Goal: Determine how many lines contain the string "Income". Reply with that figure and nothing else.

Available data:
=====
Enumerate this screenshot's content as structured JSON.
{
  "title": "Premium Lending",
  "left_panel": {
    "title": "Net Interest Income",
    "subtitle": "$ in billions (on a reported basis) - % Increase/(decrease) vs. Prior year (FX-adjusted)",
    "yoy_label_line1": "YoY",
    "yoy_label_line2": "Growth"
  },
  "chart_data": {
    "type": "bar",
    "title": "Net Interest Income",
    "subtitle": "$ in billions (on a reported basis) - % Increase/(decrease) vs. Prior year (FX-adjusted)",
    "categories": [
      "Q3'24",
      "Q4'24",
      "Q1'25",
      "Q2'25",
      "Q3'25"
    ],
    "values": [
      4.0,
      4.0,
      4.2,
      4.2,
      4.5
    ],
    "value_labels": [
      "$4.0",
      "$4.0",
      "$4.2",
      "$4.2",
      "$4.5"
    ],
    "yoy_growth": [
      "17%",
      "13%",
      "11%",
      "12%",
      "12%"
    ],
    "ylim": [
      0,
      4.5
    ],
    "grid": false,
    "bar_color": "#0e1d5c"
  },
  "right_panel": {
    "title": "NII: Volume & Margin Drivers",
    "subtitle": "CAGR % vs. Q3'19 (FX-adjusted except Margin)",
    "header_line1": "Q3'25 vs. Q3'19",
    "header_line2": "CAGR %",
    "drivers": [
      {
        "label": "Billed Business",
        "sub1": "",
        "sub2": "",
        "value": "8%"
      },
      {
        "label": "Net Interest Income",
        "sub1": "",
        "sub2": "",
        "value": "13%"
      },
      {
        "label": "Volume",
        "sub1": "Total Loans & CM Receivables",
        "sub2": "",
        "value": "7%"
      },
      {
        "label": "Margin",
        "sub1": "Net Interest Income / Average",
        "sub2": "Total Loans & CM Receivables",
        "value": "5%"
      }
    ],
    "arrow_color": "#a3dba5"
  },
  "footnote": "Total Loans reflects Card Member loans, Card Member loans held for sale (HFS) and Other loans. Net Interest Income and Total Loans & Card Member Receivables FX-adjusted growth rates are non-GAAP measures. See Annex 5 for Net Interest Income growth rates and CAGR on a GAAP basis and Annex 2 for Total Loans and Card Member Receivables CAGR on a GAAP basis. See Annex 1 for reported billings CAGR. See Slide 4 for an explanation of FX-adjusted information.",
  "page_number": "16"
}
=====
Full output: 5